▸ STATED GOAL
Go through the records and give each one again exactly.

▸ INPUT
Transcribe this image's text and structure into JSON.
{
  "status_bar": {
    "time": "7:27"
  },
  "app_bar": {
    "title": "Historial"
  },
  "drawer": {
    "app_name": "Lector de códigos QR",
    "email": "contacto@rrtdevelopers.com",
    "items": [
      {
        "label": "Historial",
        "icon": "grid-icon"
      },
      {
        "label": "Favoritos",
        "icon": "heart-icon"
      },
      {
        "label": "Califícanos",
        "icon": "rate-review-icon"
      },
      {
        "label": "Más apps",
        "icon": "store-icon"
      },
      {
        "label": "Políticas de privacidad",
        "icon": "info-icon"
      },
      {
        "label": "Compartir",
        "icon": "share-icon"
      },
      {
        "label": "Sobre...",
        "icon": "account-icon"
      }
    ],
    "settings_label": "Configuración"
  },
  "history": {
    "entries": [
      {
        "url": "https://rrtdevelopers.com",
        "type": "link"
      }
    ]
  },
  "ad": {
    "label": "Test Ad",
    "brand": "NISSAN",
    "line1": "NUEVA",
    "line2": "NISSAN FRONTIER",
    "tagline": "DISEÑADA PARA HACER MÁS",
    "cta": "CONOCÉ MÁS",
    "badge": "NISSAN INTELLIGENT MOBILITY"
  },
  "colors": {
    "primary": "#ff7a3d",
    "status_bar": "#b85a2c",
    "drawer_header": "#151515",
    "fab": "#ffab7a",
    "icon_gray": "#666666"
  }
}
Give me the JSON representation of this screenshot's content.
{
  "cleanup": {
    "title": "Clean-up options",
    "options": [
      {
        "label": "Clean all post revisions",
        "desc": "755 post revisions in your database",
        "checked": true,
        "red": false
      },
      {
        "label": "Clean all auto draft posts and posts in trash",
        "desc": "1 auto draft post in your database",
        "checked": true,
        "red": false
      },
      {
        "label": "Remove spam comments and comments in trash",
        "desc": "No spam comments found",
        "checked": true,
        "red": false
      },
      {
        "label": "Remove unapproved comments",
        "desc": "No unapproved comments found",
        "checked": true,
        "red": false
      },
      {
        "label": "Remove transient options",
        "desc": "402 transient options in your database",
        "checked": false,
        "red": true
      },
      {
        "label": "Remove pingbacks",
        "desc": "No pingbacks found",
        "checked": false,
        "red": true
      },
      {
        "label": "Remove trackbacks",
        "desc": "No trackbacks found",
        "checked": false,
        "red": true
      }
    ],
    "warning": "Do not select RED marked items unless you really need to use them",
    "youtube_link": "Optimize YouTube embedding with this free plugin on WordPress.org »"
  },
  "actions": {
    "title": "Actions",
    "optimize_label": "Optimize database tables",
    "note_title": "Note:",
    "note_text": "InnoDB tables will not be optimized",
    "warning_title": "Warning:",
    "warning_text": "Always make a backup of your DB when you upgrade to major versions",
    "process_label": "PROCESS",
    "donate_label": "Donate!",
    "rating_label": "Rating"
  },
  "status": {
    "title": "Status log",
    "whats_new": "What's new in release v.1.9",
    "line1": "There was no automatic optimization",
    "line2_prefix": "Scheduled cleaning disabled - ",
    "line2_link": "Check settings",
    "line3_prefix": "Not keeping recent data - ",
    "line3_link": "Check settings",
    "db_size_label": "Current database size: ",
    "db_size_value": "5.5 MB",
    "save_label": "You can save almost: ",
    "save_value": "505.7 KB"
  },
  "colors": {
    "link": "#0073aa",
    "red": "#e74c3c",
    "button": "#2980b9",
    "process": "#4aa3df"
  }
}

▸ EXERCISE OUTPUT
Transcribe this image's text and structure into JSON.
{
  "status_bar": {
    "time": "7:27"
  },
  "app_bar": {
    "title": "Historial"
  },
  "drawer": {
    "app_name": "Lector de códigos QR",
    "email": "contacto@rrtdevelopers.com",
    "items": [
      {
        "label": "Historial",
        "icon": "grid-icon"
      },
      {
        "label": "Favoritos",
        "icon": "heart-icon"
      },
      {
        "label": "Califícanos",
        "icon": "rate-review-icon"
      },
      {
        "label": "Más apps",
        "icon": "store-icon"
      },
      {
        "label": "Políticas de privacidad",
        "icon": "info-icon"
      },
      {
        "label": "Compartir",
        "icon": "share-icon"
      },
      {
        "label": "Sobre...",
        "icon": "account-icon"
      }
    ],
    "settings_label": "Configuración"
  },
  "history": {
    "entries": [
      {
        "url": "https://rrtdevelopers.com",
        "type": "link"
      }
    ]
  },
  "ad": {
    "label": "Test Ad",
    "brand": "NISSAN",
    "line1": "NUEVA",
    "line2": "NISSAN FRONTIER",
    "tagline": "DISEÑADA PARA HACER MÁS",
    "cta": "CONOCÉ MÁS",
    "badge": "NISSAN INTELLIGENT MOBILITY"
  },
  "colors": {
    "primary": "#ff7a3d",
    "status_bar": "#b85a2c",
    "drawer_header": "#151515",
    "fab": "#ffab7a",
    "icon_gray": "#666666"
  }
}
Give me the JSON representation of this screenshot's content.
{
  "cleanup": {
    "title": "Clean-up options",
    "options": [
      {
        "label": "Clean all post revisions",
        "desc": "755 post revisions in your database",
        "checked": true,
        "red": false
      },
      {
        "label": "Clean all auto draft posts and posts in trash",
        "desc": "1 auto draft post in your database",
        "checked": true,
        "red": false
      },
      {
        "label": "Remove spam comments and comments in trash",
        "desc": "No spam comments found",
        "checked": true,
        "red": false
      },
      {
        "label": "Remove unapproved comments",
        "desc": "No unapproved comments found",
        "checked": true,
        "red": false
      },
      {
        "label": "Remove transient options",
        "desc": "402 transient options in your database",
        "checked": false,
        "red": true
      },
      {
        "label": "Remove pingbacks",
        "desc": "No pingbacks found",
        "checked": false,
        "red": true
      },
      {
        "label": "Remove trackbacks",
        "desc": "No trackbacks found",
        "checked": false,
        "red": true
      }
    ],
    "warning": "Do not select RED marked items unless you really need to use them",
    "youtube_link": "Optimize YouTube embedding with this free plugin on WordPress.org »"
  },
  "actions": {
    "title": "Actions",
    "optimize_label": "Optimize database tables",
    "note_title": "Note:",
    "note_text": "InnoDB tables will not be optimized",
    "warning_title": "Warning:",
    "warning_text": "Always make a backup of your DB when you upgrade to major versions",
    "process_label": "PROCESS",
    "donate_label": "Donate!",
    "rating_label": "Rating"
  },
  "status": {
    "title": "Status log",
    "whats_new": "What's new in release v.1.9",
    "line1": "There was no automatic optimization",
    "line2_prefix": "Scheduled cleaning disabled - ",
    "line2_link": "Check settings",
    "line3_prefix": "Not keeping recent data - ",
    "line3_link": "Check settings",
    "db_size_label": "Current database size: ",
    "db_size_value": "5.5 MB",
    "save_label": "You can save almost: ",
    "save_value": "505.7 KB"
  },
  "colors": {
    "link": "#0073aa",
    "red": "#e74c3c",
    "button": "#2980b9",
    "process": "#4aa3df"
  }
}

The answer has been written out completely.